Written instruction: Each line that holds the word "Molécule" counts once; give the total number of such lines and nothing else.
....
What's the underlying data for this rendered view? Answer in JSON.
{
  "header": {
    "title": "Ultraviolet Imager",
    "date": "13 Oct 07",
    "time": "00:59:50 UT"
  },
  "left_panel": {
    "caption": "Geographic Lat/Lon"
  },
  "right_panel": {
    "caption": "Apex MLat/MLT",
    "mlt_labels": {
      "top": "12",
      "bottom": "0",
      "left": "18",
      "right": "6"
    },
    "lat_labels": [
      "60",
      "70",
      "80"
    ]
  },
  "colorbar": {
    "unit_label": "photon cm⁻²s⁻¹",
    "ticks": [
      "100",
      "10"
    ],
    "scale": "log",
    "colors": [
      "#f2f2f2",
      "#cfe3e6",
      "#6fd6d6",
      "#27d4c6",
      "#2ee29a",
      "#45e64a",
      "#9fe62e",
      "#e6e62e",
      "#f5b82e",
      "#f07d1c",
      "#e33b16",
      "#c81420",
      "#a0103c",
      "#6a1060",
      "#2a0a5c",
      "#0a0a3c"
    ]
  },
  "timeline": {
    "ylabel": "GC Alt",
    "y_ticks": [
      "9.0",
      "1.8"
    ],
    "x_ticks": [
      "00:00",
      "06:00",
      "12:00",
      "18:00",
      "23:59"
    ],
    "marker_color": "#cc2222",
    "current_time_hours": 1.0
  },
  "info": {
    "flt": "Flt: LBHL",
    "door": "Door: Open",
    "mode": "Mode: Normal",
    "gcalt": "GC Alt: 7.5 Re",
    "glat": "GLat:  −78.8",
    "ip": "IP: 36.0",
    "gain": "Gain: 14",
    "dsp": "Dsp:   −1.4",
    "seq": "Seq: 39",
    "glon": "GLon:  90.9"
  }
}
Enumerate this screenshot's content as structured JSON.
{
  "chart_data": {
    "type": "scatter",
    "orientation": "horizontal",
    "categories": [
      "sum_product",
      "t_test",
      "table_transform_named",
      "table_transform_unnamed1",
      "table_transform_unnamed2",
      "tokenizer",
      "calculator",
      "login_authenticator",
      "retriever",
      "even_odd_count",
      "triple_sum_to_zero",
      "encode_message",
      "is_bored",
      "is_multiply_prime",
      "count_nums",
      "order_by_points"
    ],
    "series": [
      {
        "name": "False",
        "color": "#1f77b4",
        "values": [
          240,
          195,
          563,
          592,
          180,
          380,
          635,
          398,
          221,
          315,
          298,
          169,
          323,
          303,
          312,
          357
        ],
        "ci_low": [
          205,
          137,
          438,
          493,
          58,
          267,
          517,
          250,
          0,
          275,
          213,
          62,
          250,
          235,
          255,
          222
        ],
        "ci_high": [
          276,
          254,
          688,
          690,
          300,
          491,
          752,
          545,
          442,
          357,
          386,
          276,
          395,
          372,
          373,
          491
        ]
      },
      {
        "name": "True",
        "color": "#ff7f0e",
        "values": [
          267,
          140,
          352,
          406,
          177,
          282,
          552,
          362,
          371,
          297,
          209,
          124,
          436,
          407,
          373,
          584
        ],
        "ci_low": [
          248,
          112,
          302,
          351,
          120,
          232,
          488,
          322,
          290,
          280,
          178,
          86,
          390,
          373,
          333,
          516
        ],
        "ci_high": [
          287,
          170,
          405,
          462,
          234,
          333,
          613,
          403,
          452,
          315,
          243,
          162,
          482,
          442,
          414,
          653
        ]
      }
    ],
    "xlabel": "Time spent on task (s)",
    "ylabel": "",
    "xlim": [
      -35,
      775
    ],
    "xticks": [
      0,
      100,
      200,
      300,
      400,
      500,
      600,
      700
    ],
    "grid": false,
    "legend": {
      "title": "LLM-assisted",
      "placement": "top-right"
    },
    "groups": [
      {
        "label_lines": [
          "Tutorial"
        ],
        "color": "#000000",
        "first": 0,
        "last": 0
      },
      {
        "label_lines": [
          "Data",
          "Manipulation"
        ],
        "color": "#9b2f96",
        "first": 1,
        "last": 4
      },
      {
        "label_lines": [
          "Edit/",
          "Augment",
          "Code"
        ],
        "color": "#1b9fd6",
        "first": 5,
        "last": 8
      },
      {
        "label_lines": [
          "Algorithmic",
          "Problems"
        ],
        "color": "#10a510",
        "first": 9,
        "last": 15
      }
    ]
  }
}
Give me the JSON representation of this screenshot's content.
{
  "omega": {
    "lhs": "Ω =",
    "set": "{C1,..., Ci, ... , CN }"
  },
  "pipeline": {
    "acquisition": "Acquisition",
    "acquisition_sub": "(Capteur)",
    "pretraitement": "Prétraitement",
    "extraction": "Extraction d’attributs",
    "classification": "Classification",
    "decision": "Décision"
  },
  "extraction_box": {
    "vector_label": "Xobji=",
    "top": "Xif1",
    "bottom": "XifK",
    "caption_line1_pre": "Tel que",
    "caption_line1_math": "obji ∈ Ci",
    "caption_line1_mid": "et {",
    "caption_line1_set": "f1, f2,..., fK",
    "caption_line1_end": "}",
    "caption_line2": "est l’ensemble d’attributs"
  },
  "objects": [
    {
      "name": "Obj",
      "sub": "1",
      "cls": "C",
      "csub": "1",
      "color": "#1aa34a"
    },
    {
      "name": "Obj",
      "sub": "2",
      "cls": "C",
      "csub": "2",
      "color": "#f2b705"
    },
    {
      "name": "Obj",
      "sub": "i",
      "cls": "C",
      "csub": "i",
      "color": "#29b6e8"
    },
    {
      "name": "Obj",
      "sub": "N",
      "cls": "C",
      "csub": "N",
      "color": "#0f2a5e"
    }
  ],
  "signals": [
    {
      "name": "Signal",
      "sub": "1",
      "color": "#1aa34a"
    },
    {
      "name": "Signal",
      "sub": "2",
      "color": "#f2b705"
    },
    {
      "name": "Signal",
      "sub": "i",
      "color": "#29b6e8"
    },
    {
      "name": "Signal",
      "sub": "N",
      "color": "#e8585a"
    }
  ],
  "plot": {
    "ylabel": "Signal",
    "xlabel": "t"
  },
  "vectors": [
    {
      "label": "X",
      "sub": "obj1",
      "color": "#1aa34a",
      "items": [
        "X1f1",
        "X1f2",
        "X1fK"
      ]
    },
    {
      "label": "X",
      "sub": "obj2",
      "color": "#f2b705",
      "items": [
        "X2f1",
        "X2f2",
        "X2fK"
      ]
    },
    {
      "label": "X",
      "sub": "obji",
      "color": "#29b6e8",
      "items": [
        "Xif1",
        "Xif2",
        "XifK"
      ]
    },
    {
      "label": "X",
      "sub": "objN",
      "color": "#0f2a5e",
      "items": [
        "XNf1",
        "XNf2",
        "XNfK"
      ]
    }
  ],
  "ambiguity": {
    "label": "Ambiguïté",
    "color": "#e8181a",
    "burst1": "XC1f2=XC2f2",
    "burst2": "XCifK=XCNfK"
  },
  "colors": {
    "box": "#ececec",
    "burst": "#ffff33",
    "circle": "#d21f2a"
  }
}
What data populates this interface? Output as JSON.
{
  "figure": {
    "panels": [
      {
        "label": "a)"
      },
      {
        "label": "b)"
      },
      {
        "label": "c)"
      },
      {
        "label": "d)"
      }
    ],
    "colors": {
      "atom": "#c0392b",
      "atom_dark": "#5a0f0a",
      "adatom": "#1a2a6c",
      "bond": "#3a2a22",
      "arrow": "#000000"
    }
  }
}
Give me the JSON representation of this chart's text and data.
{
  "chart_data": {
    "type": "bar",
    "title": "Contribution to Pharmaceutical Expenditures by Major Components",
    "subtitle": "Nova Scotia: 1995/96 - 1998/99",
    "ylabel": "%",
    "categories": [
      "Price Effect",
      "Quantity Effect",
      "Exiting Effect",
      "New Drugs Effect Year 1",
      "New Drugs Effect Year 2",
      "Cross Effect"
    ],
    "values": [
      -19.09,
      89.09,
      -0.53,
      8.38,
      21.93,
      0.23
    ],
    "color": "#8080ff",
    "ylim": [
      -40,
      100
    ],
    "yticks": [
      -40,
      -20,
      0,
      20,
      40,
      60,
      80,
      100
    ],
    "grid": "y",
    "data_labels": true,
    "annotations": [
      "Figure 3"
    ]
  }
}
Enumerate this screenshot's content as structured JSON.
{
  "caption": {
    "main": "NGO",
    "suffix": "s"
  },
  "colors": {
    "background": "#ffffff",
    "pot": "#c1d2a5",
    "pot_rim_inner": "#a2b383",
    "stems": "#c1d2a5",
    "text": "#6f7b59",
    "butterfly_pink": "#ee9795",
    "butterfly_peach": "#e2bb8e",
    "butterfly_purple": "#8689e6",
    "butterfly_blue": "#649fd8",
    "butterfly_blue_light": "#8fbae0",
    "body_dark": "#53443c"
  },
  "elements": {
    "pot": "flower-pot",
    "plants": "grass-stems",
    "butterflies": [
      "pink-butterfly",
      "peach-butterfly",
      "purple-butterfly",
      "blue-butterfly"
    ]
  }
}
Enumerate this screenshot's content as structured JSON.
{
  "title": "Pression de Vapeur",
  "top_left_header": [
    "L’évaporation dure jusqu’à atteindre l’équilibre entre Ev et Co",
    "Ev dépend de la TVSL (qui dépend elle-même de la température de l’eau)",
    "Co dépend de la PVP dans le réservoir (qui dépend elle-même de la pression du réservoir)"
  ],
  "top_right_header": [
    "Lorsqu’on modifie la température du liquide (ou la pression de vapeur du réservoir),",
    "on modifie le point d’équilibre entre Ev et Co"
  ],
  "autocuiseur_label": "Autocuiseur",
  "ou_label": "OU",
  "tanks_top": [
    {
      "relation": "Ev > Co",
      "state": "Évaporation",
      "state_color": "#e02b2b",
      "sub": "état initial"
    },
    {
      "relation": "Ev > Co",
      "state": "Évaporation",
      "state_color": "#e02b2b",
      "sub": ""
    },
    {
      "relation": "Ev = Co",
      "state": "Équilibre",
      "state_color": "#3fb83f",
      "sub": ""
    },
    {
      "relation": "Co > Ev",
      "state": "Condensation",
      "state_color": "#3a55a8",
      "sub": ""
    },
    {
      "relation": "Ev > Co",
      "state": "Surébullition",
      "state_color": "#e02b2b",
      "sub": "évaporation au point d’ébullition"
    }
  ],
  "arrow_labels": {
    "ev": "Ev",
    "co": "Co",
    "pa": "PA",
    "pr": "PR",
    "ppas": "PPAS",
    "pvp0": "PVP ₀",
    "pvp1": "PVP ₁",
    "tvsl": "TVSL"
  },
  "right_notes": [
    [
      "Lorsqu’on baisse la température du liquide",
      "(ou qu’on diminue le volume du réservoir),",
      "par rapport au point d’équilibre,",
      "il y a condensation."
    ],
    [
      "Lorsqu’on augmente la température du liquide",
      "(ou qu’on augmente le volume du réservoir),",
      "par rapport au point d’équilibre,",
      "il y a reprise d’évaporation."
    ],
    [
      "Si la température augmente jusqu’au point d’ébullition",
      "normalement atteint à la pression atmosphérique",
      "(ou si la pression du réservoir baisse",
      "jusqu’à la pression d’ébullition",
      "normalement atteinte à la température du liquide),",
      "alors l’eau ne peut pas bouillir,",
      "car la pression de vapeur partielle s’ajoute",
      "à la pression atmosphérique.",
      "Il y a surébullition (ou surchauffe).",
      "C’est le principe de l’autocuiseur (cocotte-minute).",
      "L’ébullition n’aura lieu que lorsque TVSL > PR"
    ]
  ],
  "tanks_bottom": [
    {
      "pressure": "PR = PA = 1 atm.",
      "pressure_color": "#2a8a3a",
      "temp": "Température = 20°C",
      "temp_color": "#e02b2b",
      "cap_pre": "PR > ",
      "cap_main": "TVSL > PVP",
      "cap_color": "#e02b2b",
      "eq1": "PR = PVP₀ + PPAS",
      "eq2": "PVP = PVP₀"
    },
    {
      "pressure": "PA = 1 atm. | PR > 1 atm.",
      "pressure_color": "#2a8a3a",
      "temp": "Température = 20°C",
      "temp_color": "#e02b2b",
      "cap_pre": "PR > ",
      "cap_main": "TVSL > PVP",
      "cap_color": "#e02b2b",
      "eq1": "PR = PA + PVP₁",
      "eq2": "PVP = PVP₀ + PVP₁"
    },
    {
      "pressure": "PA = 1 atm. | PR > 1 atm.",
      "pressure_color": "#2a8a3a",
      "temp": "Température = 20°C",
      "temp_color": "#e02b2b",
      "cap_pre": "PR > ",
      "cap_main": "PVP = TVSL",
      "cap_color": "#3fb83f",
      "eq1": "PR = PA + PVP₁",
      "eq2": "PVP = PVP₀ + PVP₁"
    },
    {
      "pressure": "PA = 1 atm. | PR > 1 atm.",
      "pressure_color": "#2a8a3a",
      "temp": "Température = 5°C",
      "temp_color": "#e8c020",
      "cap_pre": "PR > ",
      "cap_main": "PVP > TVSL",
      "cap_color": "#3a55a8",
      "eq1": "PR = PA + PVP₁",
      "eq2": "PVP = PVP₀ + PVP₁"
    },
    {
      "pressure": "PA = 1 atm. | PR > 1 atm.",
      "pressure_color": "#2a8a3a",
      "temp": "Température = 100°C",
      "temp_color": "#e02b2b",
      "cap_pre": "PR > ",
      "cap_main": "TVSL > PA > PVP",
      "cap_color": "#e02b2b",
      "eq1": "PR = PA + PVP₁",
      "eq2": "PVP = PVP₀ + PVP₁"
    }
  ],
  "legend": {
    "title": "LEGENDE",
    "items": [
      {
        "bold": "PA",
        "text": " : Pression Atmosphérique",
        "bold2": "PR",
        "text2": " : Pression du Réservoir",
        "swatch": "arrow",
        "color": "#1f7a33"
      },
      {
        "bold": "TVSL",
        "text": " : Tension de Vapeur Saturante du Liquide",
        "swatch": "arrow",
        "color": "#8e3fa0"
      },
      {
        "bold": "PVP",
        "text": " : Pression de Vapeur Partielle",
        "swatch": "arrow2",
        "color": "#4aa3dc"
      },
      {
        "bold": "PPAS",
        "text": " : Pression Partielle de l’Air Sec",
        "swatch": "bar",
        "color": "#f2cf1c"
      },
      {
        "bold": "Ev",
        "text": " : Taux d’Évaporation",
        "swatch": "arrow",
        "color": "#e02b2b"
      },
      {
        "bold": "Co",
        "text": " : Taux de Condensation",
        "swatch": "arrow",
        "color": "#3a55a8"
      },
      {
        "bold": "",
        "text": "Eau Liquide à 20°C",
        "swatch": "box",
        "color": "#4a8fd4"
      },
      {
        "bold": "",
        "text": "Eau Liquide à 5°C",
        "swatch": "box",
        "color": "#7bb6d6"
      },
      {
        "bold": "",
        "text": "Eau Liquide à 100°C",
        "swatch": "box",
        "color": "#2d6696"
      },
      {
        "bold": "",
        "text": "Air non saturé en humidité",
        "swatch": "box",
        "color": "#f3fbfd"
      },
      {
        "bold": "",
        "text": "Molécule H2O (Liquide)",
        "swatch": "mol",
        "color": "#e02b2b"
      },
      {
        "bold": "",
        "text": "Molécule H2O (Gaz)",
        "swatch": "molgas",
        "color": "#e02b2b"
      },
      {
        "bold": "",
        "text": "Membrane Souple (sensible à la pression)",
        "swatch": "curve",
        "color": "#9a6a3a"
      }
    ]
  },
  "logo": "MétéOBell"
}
....
Final answer: 2